SET PROBLEM. Pull out each line of the records holding the string "header".

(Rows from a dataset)
※ ※ ※

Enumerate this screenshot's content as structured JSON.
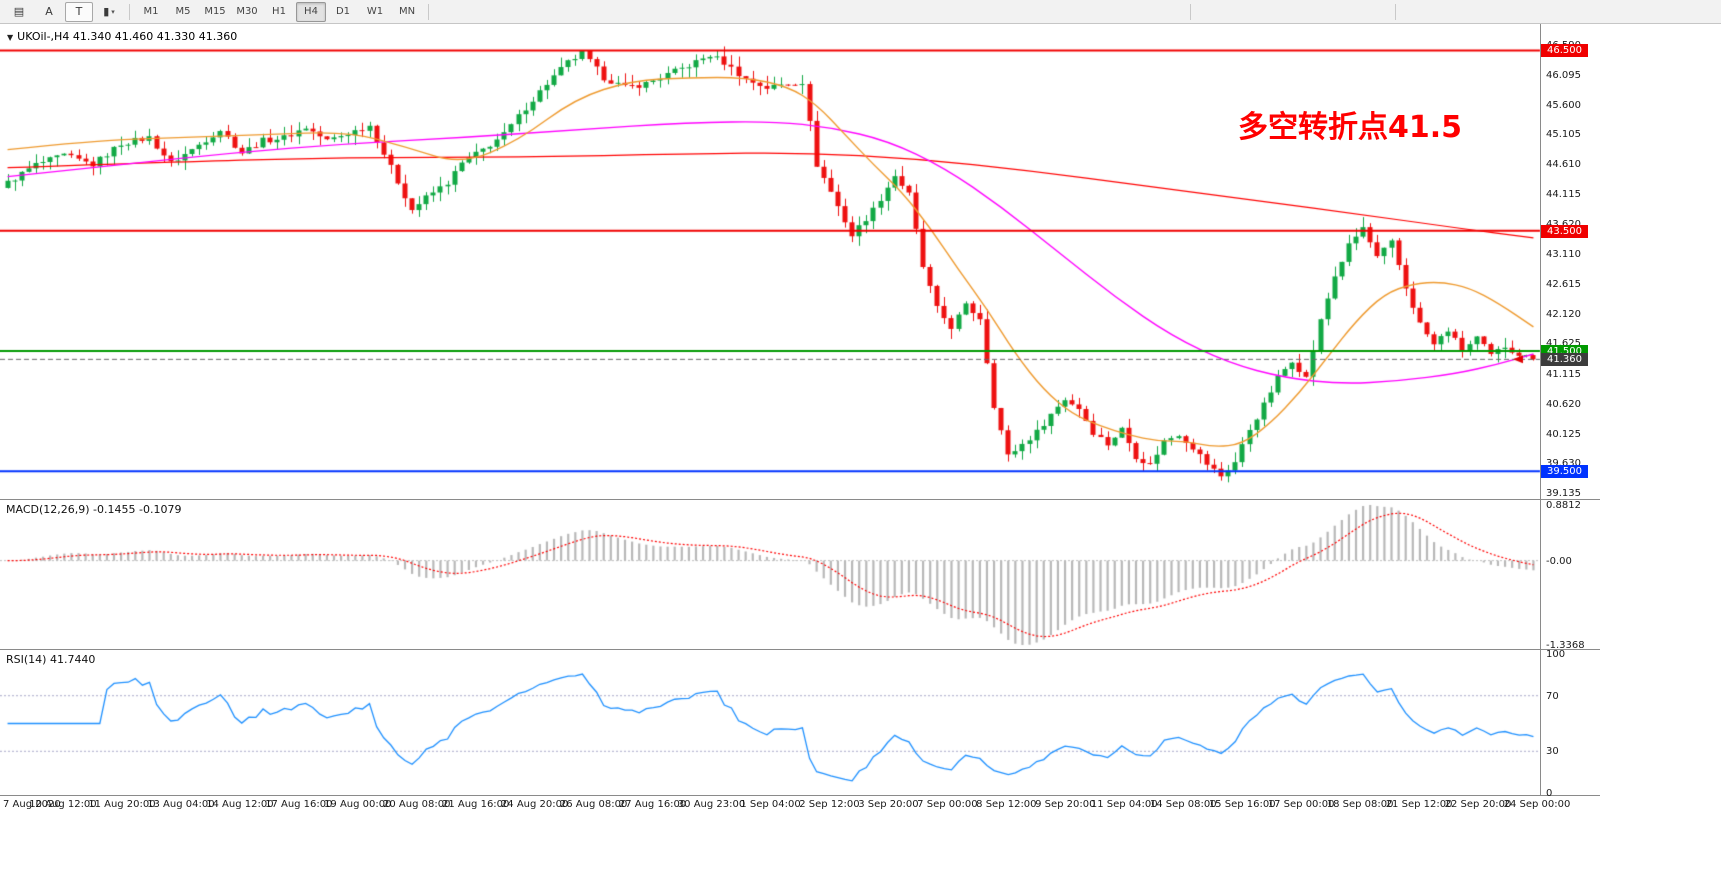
{
  "toolbar": {
    "icons": [
      {
        "name": "chart-list-icon",
        "glyph": "▤"
      },
      {
        "name": "annotation-icon",
        "glyph": "A"
      },
      {
        "name": "text-tool-icon",
        "glyph": "T"
      },
      {
        "name": "template-icon",
        "glyph": "▮",
        "caret": "▾"
      }
    ],
    "timeframes": [
      "M1",
      "M5",
      "M15",
      "M30",
      "H1",
      "H4",
      "D1",
      "W1",
      "MN"
    ],
    "active_timeframe": "H4"
  },
  "chart": {
    "marker_glyph": "▼",
    "title": "UKOil-,H4 41.340 41.460 41.330 41.360",
    "symbol": "UKOil-",
    "period": "H4",
    "ohlc": {
      "open": "41.340",
      "high": "41.460",
      "low": "41.330",
      "close": "41.360"
    },
    "annotation": {
      "text": "多空转折点41.5",
      "color": "#FF0000"
    },
    "price_axis": {
      "plot_max": 46.94,
      "plot_min": 39.07,
      "ticks": [
        "46.590",
        "46.095",
        "45.600",
        "45.105",
        "44.610",
        "44.115",
        "43.620",
        "43.110",
        "42.615",
        "42.120",
        "41.625",
        "41.115",
        "40.620",
        "40.125",
        "39.630",
        "39.135"
      ]
    },
    "levels": [
      {
        "label": "46.500",
        "value": 46.5,
        "color": "#F00000"
      },
      {
        "label": "43.500",
        "value": 43.5,
        "color": "#F00000"
      },
      {
        "label": "41.500",
        "value": 41.5,
        "color": "#009900"
      },
      {
        "label": "39.500",
        "value": 39.5,
        "color": "#0033FF"
      }
    ],
    "current_price": {
      "label": "41.360",
      "value": 41.36,
      "tag_color": "#3C3C3C"
    },
    "candle_colors": {
      "up": "#12A945",
      "down": "#EE1111"
    }
  },
  "chart_data": {
    "type": "candlestick",
    "symbol": "UKOil-",
    "timeframe": "H4",
    "bars": 216,
    "close_waypoints": [
      [
        0,
        44.3
      ],
      [
        4,
        44.6
      ],
      [
        8,
        44.75
      ],
      [
        12,
        44.6
      ],
      [
        16,
        44.95
      ],
      [
        20,
        45.05
      ],
      [
        23,
        44.62
      ],
      [
        26,
        44.85
      ],
      [
        30,
        45.18
      ],
      [
        33,
        44.8
      ],
      [
        36,
        45.0
      ],
      [
        39,
        45.05
      ],
      [
        42,
        45.22
      ],
      [
        45,
        45.0
      ],
      [
        48,
        45.12
      ],
      [
        51,
        45.25
      ],
      [
        54,
        44.55
      ],
      [
        57,
        43.85
      ],
      [
        59,
        44.05
      ],
      [
        62,
        44.3
      ],
      [
        64,
        44.62
      ],
      [
        67,
        44.85
      ],
      [
        70,
        45.1
      ],
      [
        73,
        45.55
      ],
      [
        76,
        45.95
      ],
      [
        79,
        46.3
      ],
      [
        81,
        46.45
      ],
      [
        84,
        46.05
      ],
      [
        87,
        45.88
      ],
      [
        90,
        45.95
      ],
      [
        93,
        46.1
      ],
      [
        96,
        46.25
      ],
      [
        99,
        46.42
      ],
      [
        101,
        46.3
      ],
      [
        104,
        46.02
      ],
      [
        107,
        45.88
      ],
      [
        110,
        45.95
      ],
      [
        112,
        45.98
      ],
      [
        114,
        44.6
      ],
      [
        116,
        44.15
      ],
      [
        119,
        43.42
      ],
      [
        122,
        43.85
      ],
      [
        125,
        44.42
      ],
      [
        127,
        44.1
      ],
      [
        129,
        42.9
      ],
      [
        131,
        42.2
      ],
      [
        133,
        41.9
      ],
      [
        135,
        42.25
      ],
      [
        137,
        42.05
      ],
      [
        139,
        40.6
      ],
      [
        141,
        39.75
      ],
      [
        143,
        39.95
      ],
      [
        145,
        40.15
      ],
      [
        147,
        40.45
      ],
      [
        149,
        40.7
      ],
      [
        151,
        40.55
      ],
      [
        153,
        40.15
      ],
      [
        155,
        39.95
      ],
      [
        157,
        40.2
      ],
      [
        159,
        39.75
      ],
      [
        161,
        39.6
      ],
      [
        163,
        40.0
      ],
      [
        165,
        40.12
      ],
      [
        167,
        39.9
      ],
      [
        169,
        39.62
      ],
      [
        171,
        39.42
      ],
      [
        173,
        39.65
      ],
      [
        175,
        40.2
      ],
      [
        177,
        40.6
      ],
      [
        179,
        41.05
      ],
      [
        181,
        41.35
      ],
      [
        183,
        41.05
      ],
      [
        185,
        42.0
      ],
      [
        187,
        42.75
      ],
      [
        189,
        43.25
      ],
      [
        191,
        43.55
      ],
      [
        193,
        43.05
      ],
      [
        195,
        43.3
      ],
      [
        197,
        42.55
      ],
      [
        199,
        41.95
      ],
      [
        201,
        41.6
      ],
      [
        203,
        41.85
      ],
      [
        205,
        41.5
      ],
      [
        207,
        41.72
      ],
      [
        209,
        41.42
      ],
      [
        211,
        41.58
      ],
      [
        213,
        41.45
      ],
      [
        215,
        41.36
      ]
    ],
    "moving_averages": [
      {
        "name": "ma-fast-orange",
        "color": "#EE9A2F",
        "width": 1.4,
        "points": [
          [
            0,
            44.85
          ],
          [
            12,
            45.0
          ],
          [
            24,
            45.05
          ],
          [
            36,
            45.1
          ],
          [
            48,
            45.15
          ],
          [
            56,
            44.9
          ],
          [
            64,
            44.6
          ],
          [
            72,
            45.0
          ],
          [
            80,
            45.7
          ],
          [
            88,
            46.0
          ],
          [
            96,
            46.05
          ],
          [
            104,
            46.05
          ],
          [
            110,
            45.9
          ],
          [
            114,
            45.6
          ],
          [
            118,
            45.1
          ],
          [
            122,
            44.6
          ],
          [
            126,
            44.15
          ],
          [
            130,
            43.55
          ],
          [
            134,
            42.85
          ],
          [
            138,
            42.2
          ],
          [
            142,
            41.45
          ],
          [
            146,
            40.85
          ],
          [
            150,
            40.45
          ],
          [
            154,
            40.25
          ],
          [
            158,
            40.1
          ],
          [
            162,
            40.0
          ],
          [
            166,
            40.0
          ],
          [
            170,
            39.9
          ],
          [
            174,
            39.95
          ],
          [
            178,
            40.3
          ],
          [
            182,
            40.8
          ],
          [
            186,
            41.4
          ],
          [
            190,
            42.0
          ],
          [
            194,
            42.45
          ],
          [
            198,
            42.62
          ],
          [
            202,
            42.65
          ],
          [
            206,
            42.55
          ],
          [
            210,
            42.3
          ],
          [
            215,
            41.9
          ]
        ]
      },
      {
        "name": "ma-mid-magenta",
        "color": "#FF00FF",
        "width": 1.4,
        "points": [
          [
            0,
            44.4
          ],
          [
            16,
            44.6
          ],
          [
            32,
            44.8
          ],
          [
            48,
            44.95
          ],
          [
            64,
            45.05
          ],
          [
            80,
            45.18
          ],
          [
            96,
            45.3
          ],
          [
            108,
            45.32
          ],
          [
            116,
            45.22
          ],
          [
            124,
            45.0
          ],
          [
            132,
            44.55
          ],
          [
            140,
            43.9
          ],
          [
            148,
            43.15
          ],
          [
            156,
            42.4
          ],
          [
            164,
            41.75
          ],
          [
            172,
            41.3
          ],
          [
            180,
            41.05
          ],
          [
            188,
            40.95
          ],
          [
            196,
            41.0
          ],
          [
            204,
            41.12
          ],
          [
            210,
            41.28
          ],
          [
            215,
            41.45
          ]
        ]
      },
      {
        "name": "ma-slow-red",
        "color": "#FF0000",
        "width": 1.2,
        "points": [
          [
            0,
            44.55
          ],
          [
            24,
            44.65
          ],
          [
            48,
            44.72
          ],
          [
            72,
            44.72
          ],
          [
            96,
            44.78
          ],
          [
            112,
            44.8
          ],
          [
            128,
            44.7
          ],
          [
            144,
            44.5
          ],
          [
            160,
            44.25
          ],
          [
            176,
            44.0
          ],
          [
            192,
            43.75
          ],
          [
            204,
            43.55
          ],
          [
            215,
            43.38
          ]
        ]
      }
    ]
  },
  "macd": {
    "header": "MACD(12,26,9) -0.1455 -0.1079",
    "axis_labels": [
      "0.8812",
      "-0.00",
      "-1.3368"
    ],
    "axis_max": 0.8812,
    "axis_min": -1.3368,
    "histogram_color": "#B8B8B8",
    "signal_color": "#FF0000"
  },
  "rsi": {
    "header": "RSI(14) 41.7440",
    "value": "41.7440",
    "axis_labels": [
      "100",
      "70",
      "30",
      "0"
    ],
    "level_lines": [
      70,
      30
    ],
    "line_color": "#1E90FF"
  },
  "time_axis": {
    "labels": [
      "7 Aug 2020",
      "10 Aug 12:00",
      "11 Aug 20:00",
      "13 Aug 04:00",
      "14 Aug 12:00",
      "17 Aug 16:00",
      "19 Aug 00:00",
      "20 Aug 08:00",
      "21 Aug 16:00",
      "24 Aug 20:00",
      "26 Aug 08:00",
      "27 Aug 16:00",
      "30 Aug 23:00",
      "1 Sep 04:00",
      "2 Sep 12:00",
      "3 Sep 20:00",
      "7 Sep 00:00",
      "8 Sep 12:00",
      "9 Sep 20:00",
      "11 Sep 04:00",
      "14 Sep 08:00",
      "15 Sep 16:00",
      "17 Sep 00:00",
      "18 Sep 08:00",
      "21 Sep 12:00",
      "22 Sep 20:00",
      "24 Sep 00:00"
    ]
  }
}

※ ※ ※

TASK RESPONSE.
    "header": "MACD(12,26,9) -0.1455 -0.1079",
    "header": "RSI(14) 41.7440",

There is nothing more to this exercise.